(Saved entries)
=-=-=-=-=
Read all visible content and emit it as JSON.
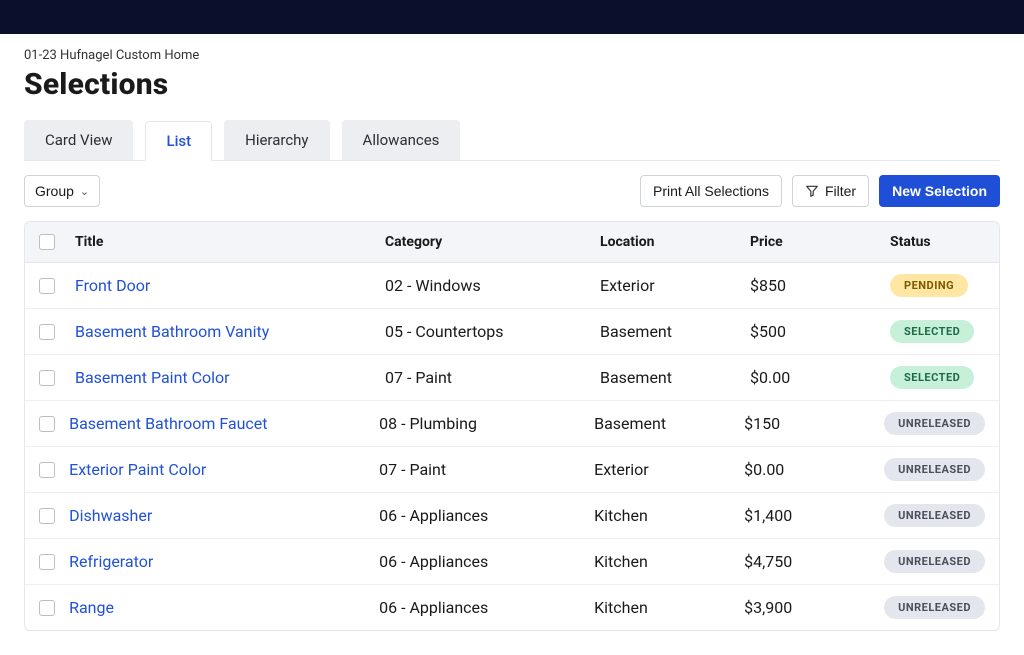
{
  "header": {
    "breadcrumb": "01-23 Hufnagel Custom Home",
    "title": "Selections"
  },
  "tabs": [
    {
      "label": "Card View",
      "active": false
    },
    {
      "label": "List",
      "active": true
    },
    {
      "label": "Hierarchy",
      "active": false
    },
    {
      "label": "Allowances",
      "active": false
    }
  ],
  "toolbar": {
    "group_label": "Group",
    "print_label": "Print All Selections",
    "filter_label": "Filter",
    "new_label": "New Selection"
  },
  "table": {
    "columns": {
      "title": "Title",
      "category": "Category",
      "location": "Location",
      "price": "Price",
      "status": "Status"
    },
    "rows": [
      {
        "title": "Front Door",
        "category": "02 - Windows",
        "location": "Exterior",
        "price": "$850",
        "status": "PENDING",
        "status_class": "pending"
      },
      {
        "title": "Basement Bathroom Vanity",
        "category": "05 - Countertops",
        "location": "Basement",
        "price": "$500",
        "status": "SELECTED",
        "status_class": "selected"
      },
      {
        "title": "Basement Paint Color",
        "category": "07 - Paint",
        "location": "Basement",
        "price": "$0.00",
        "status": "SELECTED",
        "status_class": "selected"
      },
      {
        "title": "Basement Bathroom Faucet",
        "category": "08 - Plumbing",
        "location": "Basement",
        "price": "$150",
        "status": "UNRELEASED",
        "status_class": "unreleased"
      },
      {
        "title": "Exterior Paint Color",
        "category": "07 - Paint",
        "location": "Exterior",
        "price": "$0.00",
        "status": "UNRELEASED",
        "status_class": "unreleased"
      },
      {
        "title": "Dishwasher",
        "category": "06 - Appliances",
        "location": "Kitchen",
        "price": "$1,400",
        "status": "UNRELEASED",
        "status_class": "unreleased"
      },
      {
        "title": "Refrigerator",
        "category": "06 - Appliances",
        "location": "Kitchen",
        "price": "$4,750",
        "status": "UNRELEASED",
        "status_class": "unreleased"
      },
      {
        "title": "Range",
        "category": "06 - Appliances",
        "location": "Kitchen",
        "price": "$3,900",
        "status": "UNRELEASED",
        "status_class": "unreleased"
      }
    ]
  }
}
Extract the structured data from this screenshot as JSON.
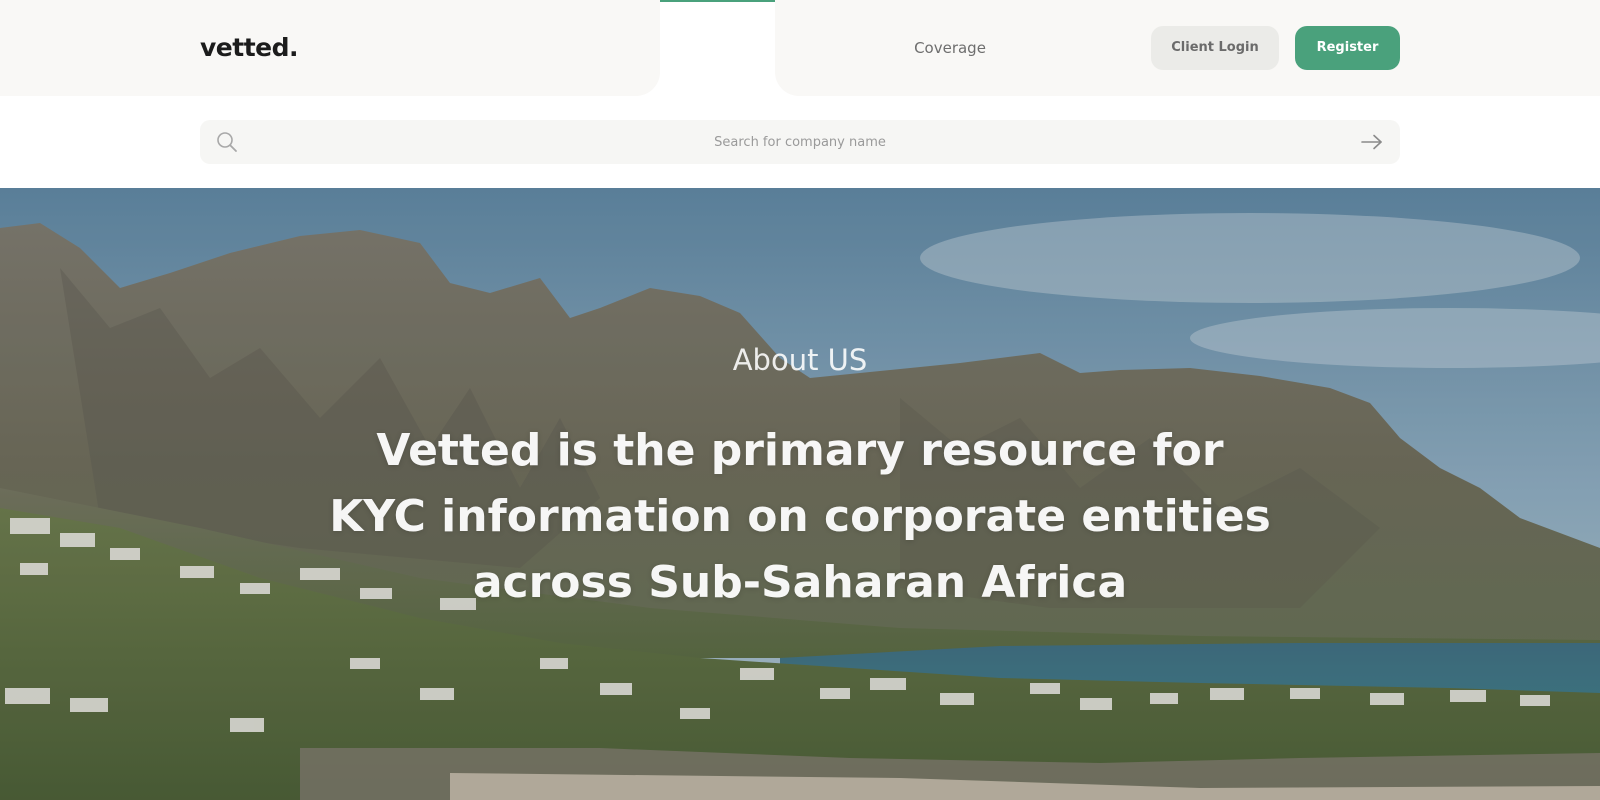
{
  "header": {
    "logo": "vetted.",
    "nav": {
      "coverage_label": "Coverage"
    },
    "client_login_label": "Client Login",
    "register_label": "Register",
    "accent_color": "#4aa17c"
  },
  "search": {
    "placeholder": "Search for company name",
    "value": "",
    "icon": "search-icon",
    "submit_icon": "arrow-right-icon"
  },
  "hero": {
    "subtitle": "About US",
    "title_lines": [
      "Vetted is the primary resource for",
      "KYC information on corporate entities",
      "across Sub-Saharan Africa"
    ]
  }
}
=-=-=-=-=
### GIVEN INSTRUCTION
Give all the lines above again, character for character, without pictures.

### ANSWER TO THE TASK
Read all visible content and emit it as JSON.
{
  "header": {
    "breadcrumb": "01-23 Hufnagel Custom Home",
    "title": "Selections"
  },
  "tabs": [
    {
      "label": "Card View",
      "active": false
    },
    {
      "label": "List",
      "active": true
    },
    {
      "label": "Hierarchy",
      "active": false
    },
    {
      "label": "Allowances",
      "active": false
    }
  ],
  "toolbar": {
    "group_label": "Group",
    "print_label": "Print All Selections",
    "filter_label": "Filter",
    "new_label": "New Selection"
  },
  "table": {
    "columns": {
      "title": "Title",
      "category": "Category",
      "location": "Location",
      "price": "Price",
      "status": "Status"
    },
    "rows": [
      {
        "title": "Front Door",
        "category": "02 - Windows",
        "location": "Exterior",
        "price": "$850",
        "status": "PENDING",
        "status_class": "pending"
      },
      {
        "title": "Basement Bathroom Vanity",
        "category": "05 - Countertops",
        "location": "Basement",
        "price": "$500",
        "status": "SELECTED",
        "status_class": "selected"
      },
      {
        "title": "Basement Paint Color",
        "category": "07 - Paint",
        "location": "Basement",
        "price": "$0.00",
        "status": "SELECTED",
        "status_class": "selected"
      },
      {
        "title": "Basement Bathroom Faucet",
        "category": "08 - Plumbing",
        "location": "Basement",
        "price": "$150",
        "status": "UNRELEASED",
        "status_class": "unreleased"
      },
      {
        "title": "Exterior Paint Color",
        "category": "07 - Paint",
        "location": "Exterior",
        "price": "$0.00",
        "status": "UNRELEASED",
        "status_class": "unreleased"
      },
      {
        "title": "Dishwasher",
        "category": "06 - Appliances",
        "location": "Kitchen",
        "price": "$1,400",
        "status": "UNRELEASED",
        "status_class": "unreleased"
      },
      {
        "title": "Refrigerator",
        "category": "06 - Appliances",
        "location": "Kitchen",
        "price": "$4,750",
        "status": "UNRELEASED",
        "status_class": "unreleased"
      },
      {
        "title": "Range",
        "category": "06 - Appliances",
        "location": "Kitchen",
        "price": "$3,900",
        "status": "UNRELEASED",
        "status_class": "unreleased"
      }
    ]
  }
}
Extract the structured data from this screenshot as JSON.
{
  "header": {
    "logo": "vetted.",
    "nav": {
      "coverage_label": "Coverage"
    },
    "client_login_label": "Client Login",
    "register_label": "Register",
    "accent_color": "#4aa17c"
  },
  "search": {
    "placeholder": "Search for company name",
    "value": "",
    "icon": "search-icon",
    "submit_icon": "arrow-right-icon"
  },
  "hero": {
    "subtitle": "About US",
    "title_lines": [
      "Vetted is the primary resource for",
      "KYC information on corporate entities",
      "across Sub-Saharan Africa"
    ]
  }
}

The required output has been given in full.